┌─ Stored records
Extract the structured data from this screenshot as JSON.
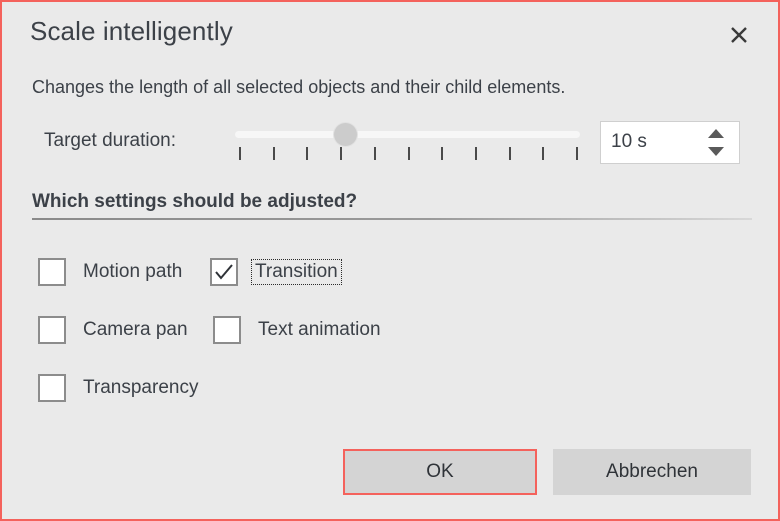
{
  "dialog": {
    "title": "Scale intelligently",
    "description": "Changes the length of all selected objects and their child elements.",
    "close_icon": "close-icon",
    "border_color": "#f4625c",
    "background_color": "#eaeaea"
  },
  "duration": {
    "label": "Target duration:",
    "value": "10 s",
    "slider": {
      "min": 0,
      "max": 10,
      "value": 3,
      "tick_count": 11,
      "thumb_percent": 32
    },
    "spinner_up_icon": "triangle-up-icon",
    "spinner_down_icon": "triangle-down-icon"
  },
  "settings": {
    "header": "Which settings should be adjusted?",
    "options": [
      {
        "label": "Motion path",
        "checked": false,
        "focused": false
      },
      {
        "label": "Transition",
        "checked": true,
        "focused": true
      },
      {
        "label": "Camera pan",
        "checked": false,
        "focused": false
      },
      {
        "label": "Text animation",
        "checked": false,
        "focused": false
      },
      {
        "label": "Transparency",
        "checked": false,
        "focused": false
      }
    ]
  },
  "buttons": {
    "ok": "OK",
    "cancel": "Abbrechen",
    "ok_highlight_color": "#f4625c"
  }
}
└─
=== Work to do ===
Reproduce the entries above exactly. Do not include the images.

=== Result of the task ===
Extract the structured data from this screenshot as JSON.
{
  "dialog": {
    "title": "Scale intelligently",
    "description": "Changes the length of all selected objects and their child elements.",
    "close_icon": "close-icon",
    "border_color": "#f4625c",
    "background_color": "#eaeaea"
  },
  "duration": {
    "label": "Target duration:",
    "value": "10 s",
    "slider": {
      "min": 0,
      "max": 10,
      "value": 3,
      "tick_count": 11,
      "thumb_percent": 32
    },
    "spinner_up_icon": "triangle-up-icon",
    "spinner_down_icon": "triangle-down-icon"
  },
  "settings": {
    "header": "Which settings should be adjusted?",
    "options": [
      {
        "label": "Motion path",
        "checked": false,
        "focused": false
      },
      {
        "label": "Transition",
        "checked": true,
        "focused": true
      },
      {
        "label": "Camera pan",
        "checked": false,
        "focused": false
      },
      {
        "label": "Text animation",
        "checked": false,
        "focused": false
      },
      {
        "label": "Transparency",
        "checked": false,
        "focused": false
      }
    ]
  },
  "buttons": {
    "ok": "OK",
    "cancel": "Abbrechen",
    "ok_highlight_color": "#f4625c"
  }
}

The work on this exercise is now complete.